Stored records:
* * * * * * * * *
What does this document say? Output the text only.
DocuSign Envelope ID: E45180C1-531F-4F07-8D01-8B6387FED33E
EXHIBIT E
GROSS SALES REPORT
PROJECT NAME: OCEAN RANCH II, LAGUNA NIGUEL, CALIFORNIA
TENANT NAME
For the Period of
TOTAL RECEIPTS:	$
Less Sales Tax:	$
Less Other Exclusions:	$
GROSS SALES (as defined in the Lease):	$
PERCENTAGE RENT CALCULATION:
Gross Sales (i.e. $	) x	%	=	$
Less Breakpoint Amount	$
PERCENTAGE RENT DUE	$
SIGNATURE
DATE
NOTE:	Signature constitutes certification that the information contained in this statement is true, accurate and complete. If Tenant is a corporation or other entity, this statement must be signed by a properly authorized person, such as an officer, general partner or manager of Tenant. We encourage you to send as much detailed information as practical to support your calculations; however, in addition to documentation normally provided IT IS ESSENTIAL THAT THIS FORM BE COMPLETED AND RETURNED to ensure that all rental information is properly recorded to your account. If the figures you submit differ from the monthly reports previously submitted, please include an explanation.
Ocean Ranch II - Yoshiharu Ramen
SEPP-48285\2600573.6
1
* * * * * * * * *
### Task objective:
Each line of the material above needs to be quoted exactly, please.

### Response:
What does this document say? Output the text only.
DocuSign Envelope ID: E45180C1-531F-4F07-8D01-8B6387FED33E
EXHIBIT E
GROSS SALES REPORT
PROJECT NAME: OCEAN RANCH II, LAGUNA NIGUEL, CALIFORNIA
TENANT NAME
For the Period of
TOTAL RECEIPTS:	$
Less Sales Tax:	$
Less Other Exclusions:	$
GROSS SALES (as defined in the Lease):	$
PERCENTAGE RENT CALCULATION:
Gross Sales (i.e. $	) x	%	=	$
Less Breakpoint Amount	$
PERCENTAGE RENT DUE	$
SIGNATURE
DATE
NOTE:	Signature constitutes certification that the information contained in this statement is true, accurate and complete. If Tenant is a corporation or other entity, this statement must be signed by a properly authorized person, such as an officer, general partner or manager of Tenant. We encourage you to send as much detailed information as practical to support your calculations; however, in addition to documentation normally provided IT IS ESSENTIAL THAT THIS FORM BE COMPLETED AND RETURNED to ensure that all rental information is properly recorded to your account. If the figures you submit differ from the monthly reports previously submitted, please include an explanation.
Ocean Ranch II - Yoshiharu Ramen
SEPP-48285\2600573.6
1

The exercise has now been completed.